■ Aim ■
Reproduce all the entries exactly.

========

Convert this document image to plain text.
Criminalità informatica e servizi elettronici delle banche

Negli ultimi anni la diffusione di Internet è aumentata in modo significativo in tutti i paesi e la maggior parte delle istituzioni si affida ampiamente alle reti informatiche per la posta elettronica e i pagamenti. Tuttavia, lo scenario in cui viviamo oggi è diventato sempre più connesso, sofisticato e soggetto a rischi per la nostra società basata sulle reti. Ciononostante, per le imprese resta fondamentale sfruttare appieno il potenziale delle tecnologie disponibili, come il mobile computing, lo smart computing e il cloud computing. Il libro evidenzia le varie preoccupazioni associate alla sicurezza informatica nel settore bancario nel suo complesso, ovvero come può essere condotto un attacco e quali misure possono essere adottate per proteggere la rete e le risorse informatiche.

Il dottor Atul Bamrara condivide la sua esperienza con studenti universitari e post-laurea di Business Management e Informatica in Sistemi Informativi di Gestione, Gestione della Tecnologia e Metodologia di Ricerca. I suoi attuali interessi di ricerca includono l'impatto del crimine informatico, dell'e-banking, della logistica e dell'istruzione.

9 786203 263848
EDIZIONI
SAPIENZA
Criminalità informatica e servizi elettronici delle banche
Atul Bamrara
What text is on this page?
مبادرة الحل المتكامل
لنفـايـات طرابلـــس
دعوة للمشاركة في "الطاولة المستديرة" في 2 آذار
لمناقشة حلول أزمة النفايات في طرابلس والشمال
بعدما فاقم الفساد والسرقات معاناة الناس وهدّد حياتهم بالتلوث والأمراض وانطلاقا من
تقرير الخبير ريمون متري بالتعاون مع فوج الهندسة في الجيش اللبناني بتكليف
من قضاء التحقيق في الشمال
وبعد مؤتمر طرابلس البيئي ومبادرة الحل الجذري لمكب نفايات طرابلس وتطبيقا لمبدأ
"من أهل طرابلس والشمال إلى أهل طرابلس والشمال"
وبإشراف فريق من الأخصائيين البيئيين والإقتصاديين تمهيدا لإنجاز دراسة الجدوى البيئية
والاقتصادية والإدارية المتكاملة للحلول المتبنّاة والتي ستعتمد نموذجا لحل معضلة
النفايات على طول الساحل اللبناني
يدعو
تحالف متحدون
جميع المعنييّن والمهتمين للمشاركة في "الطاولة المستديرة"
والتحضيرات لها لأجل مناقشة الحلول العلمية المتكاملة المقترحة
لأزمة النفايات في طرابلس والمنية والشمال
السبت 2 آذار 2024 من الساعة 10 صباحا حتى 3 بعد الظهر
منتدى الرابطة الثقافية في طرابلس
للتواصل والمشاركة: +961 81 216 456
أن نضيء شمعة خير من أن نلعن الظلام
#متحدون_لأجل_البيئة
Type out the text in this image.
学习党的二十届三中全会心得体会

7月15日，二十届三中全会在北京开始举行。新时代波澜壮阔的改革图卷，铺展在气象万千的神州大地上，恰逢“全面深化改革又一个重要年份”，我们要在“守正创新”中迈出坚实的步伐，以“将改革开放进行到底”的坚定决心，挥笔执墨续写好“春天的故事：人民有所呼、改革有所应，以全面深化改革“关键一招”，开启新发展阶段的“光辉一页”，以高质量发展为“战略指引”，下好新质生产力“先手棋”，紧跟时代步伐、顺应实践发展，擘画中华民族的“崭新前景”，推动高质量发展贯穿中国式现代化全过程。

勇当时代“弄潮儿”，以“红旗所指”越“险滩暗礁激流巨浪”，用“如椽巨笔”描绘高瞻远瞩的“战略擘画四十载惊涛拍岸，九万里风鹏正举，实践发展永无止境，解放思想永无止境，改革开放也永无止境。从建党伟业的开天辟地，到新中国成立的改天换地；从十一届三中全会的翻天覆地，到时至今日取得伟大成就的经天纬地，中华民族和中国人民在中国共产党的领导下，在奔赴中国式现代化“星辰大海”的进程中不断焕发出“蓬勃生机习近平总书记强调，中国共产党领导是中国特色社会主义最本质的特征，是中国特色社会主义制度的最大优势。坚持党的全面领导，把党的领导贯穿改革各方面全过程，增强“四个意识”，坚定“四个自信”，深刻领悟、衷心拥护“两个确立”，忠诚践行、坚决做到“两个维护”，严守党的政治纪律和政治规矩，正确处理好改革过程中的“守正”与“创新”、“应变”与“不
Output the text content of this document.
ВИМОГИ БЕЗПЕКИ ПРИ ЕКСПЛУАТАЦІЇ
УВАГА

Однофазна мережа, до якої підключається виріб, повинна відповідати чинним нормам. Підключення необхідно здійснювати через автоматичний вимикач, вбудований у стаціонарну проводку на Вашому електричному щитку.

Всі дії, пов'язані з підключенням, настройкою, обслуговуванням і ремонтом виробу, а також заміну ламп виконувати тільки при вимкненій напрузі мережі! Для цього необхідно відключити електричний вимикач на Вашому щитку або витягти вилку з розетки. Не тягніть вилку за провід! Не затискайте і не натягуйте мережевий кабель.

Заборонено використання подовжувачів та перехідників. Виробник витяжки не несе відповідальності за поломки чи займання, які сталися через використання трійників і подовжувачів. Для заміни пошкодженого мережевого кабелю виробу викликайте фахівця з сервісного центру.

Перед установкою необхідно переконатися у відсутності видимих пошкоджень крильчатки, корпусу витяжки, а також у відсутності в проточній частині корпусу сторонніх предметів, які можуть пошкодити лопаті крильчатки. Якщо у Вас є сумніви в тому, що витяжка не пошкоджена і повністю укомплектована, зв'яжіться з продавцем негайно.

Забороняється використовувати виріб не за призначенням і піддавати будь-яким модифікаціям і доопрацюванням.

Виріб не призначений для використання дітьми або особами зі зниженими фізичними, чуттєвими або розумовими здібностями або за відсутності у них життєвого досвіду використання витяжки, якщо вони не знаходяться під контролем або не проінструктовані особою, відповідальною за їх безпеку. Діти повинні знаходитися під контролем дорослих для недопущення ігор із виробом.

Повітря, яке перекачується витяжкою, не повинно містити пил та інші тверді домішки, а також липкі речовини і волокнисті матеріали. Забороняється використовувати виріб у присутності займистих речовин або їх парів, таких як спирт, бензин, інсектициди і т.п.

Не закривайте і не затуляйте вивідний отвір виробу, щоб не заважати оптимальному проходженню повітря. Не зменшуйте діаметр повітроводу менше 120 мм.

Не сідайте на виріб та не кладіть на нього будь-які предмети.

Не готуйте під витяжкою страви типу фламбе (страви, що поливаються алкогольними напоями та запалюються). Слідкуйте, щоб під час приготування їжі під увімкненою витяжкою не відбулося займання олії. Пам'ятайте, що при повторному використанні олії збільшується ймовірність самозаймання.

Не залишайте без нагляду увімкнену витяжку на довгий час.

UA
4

========

■ Task solution ■
Convert this document image to plain text.
Criminalità informatica e servizi elettronici delle banche

Negli ultimi anni la diffusione di Internet è aumentata in modo significativo in tutti i paesi e la maggior parte delle istituzioni si affida ampiamente alle reti informatiche per la posta elettronica e i pagamenti. Tuttavia, lo scenario in cui viviamo oggi è diventato sempre più connesso, sofisticato e soggetto a rischi per la nostra società basata sulle reti. Ciononostante, per le imprese resta fondamentale sfruttare appieno il potenziale delle tecnologie disponibili, come il mobile computing, lo smart computing e il cloud computing. Il libro evidenzia le varie preoccupazioni associate alla sicurezza informatica nel settore bancario nel suo complesso, ovvero come può essere condotto un attacco e quali misure possono essere adottate per proteggere la rete e le risorse informatiche.

Il dottor Atul Bamrara condivide la sua esperienza con studenti universitari e post-laurea di Business Management e Informatica in Sistemi Informativi di Gestione, Gestione della Tecnologia e Metodologia di Ricerca. I suoi attuali interessi di ricerca includono l'impatto del crimine informatico, dell'e-banking, della logistica e dell'istruzione.

9 786203 263848
EDIZIONI
SAPIENZA
Criminalità informatica e servizi elettronici delle banche
Atul Bamrara
What text is on this page?
مبادرة الحل المتكامل
لنفـايـات طرابلـــس
دعوة للمشاركة في "الطاولة المستديرة" في 2 آذار
لمناقشة حلول أزمة النفايات في طرابلس والشمال
بعدما فاقم الفساد والسرقات معاناة الناس وهدّد حياتهم بالتلوث والأمراض وانطلاقا من
تقرير الخبير ريمون متري بالتعاون مع فوج الهندسة في الجيش اللبناني بتكليف
من قضاء التحقيق في الشمال
وبعد مؤتمر طرابلس البيئي ومبادرة الحل الجذري لمكب نفايات طرابلس وتطبيقا لمبدأ
"من أهل طرابلس والشمال إلى أهل طرابلس والشمال"
وبإشراف فريق من الأخصائيين البيئيين والإقتصاديين تمهيدا لإنجاز دراسة الجدوى البيئية
والاقتصادية والإدارية المتكاملة للحلول المتبنّاة والتي ستعتمد نموذجا لحل معضلة
النفايات على طول الساحل اللبناني
يدعو
تحالف متحدون
جميع المعنييّن والمهتمين للمشاركة في "الطاولة المستديرة"
والتحضيرات لها لأجل مناقشة الحلول العلمية المتكاملة المقترحة
لأزمة النفايات في طرابلس والمنية والشمال
السبت 2 آذار 2024 من الساعة 10 صباحا حتى 3 بعد الظهر
منتدى الرابطة الثقافية في طرابلس
للتواصل والمشاركة: +961 81 216 456
أن نضيء شمعة خير من أن نلعن الظلام
#متحدون_لأجل_البيئة
Type out the text in this image.
学习党的二十届三中全会心得体会

7月15日，二十届三中全会在北京开始举行。新时代波澜壮阔的改革图卷，铺展在气象万千的神州大地上，恰逢“全面深化改革又一个重要年份”，我们要在“守正创新”中迈出坚实的步伐，以“将改革开放进行到底”的坚定决心，挥笔执墨续写好“春天的故事：人民有所呼、改革有所应，以全面深化改革“关键一招”，开启新发展阶段的“光辉一页”，以高质量发展为“战略指引”，下好新质生产力“先手棋”，紧跟时代步伐、顺应实践发展，擘画中华民族的“崭新前景”，推动高质量发展贯穿中国式现代化全过程。

勇当时代“弄潮儿”，以“红旗所指”越“险滩暗礁激流巨浪”，用“如椽巨笔”描绘高瞻远瞩的“战略擘画四十载惊涛拍岸，九万里风鹏正举，实践发展永无止境，解放思想永无止境，改革开放也永无止境。从建党伟业的开天辟地，到新中国成立的改天换地；从十一届三中全会的翻天覆地，到时至今日取得伟大成就的经天纬地，中华民族和中国人民在中国共产党的领导下，在奔赴中国式现代化“星辰大海”的进程中不断焕发出“蓬勃生机习近平总书记强调，中国共产党领导是中国特色社会主义最本质的特征，是中国特色社会主义制度的最大优势。坚持党的全面领导，把党的领导贯穿改革各方面全过程，增强“四个意识”，坚定“四个自信”，深刻领悟、衷心拥护“两个确立”，忠诚践行、坚决做到“两个维护”，严守党的政治纪律和政治规矩，正确处理好改革过程中的“守正”与“创新”、“应变”与“不
Output the text content of this document.
ВИМОГИ БЕЗПЕКИ ПРИ ЕКСПЛУАТАЦІЇ
УВАГА

Однофазна мережа, до якої підключається виріб, повинна відповідати чинним нормам. Підключення необхідно здійснювати через автоматичний вимикач, вбудований у стаціонарну проводку на Вашому електричному щитку.

Всі дії, пов'язані з підключенням, настройкою, обслуговуванням і ремонтом виробу, а також заміну ламп виконувати тільки при вимкненій напрузі мережі! Для цього необхідно відключити електричний вимикач на Вашому щитку або витягти вилку з розетки. Не тягніть вилку за провід! Не затискайте і не натягуйте мережевий кабель.

Заборонено використання подовжувачів та перехідників. Виробник витяжки не несе відповідальності за поломки чи займання, які сталися через використання трійників і подовжувачів. Для заміни пошкодженого мережевого кабелю виробу викликайте фахівця з сервісного центру.

Перед установкою необхідно переконатися у відсутності видимих пошкоджень крильчатки, корпусу витяжки, а також у відсутності в проточній частині корпусу сторонніх предметів, які можуть пошкодити лопаті крильчатки. Якщо у Вас є сумніви в тому, що витяжка не пошкоджена і повністю укомплектована, зв'яжіться з продавцем негайно.

Забороняється використовувати виріб не за призначенням і піддавати будь-яким модифікаціям і доопрацюванням.

Виріб не призначений для використання дітьми або особами зі зниженими фізичними, чуттєвими або розумовими здібностями або за відсутності у них життєвого досвіду використання витяжки, якщо вони не знаходяться під контролем або не проінструктовані особою, відповідальною за їх безпеку. Діти повинні знаходитися під контролем дорослих для недопущення ігор із виробом.

Повітря, яке перекачується витяжкою, не повинно містити пил та інші тверді домішки, а також липкі речовини і волокнисті матеріали. Забороняється використовувати виріб у присутності займистих речовин або їх парів, таких як спирт, бензин, інсектициди і т.п.

Не закривайте і не затуляйте вивідний отвір виробу, щоб не заважати оптимальному проходженню повітря. Не зменшуйте діаметр повітроводу менше 120 мм.

Не сідайте на виріб та не кладіть на нього будь-які предмети.

Не готуйте під витяжкою страви типу фламбе (страви, що поливаються алкогольними напоями та запалюються). Слідкуйте, щоб під час приготування їжі під увімкненою витяжкою не відбулося займання олії. Пам'ятайте, що при повторному використанні олії збільшується ймовірність самозаймання.

Не залишайте без нагляду увімкнену витяжку на довгий час.

UA
4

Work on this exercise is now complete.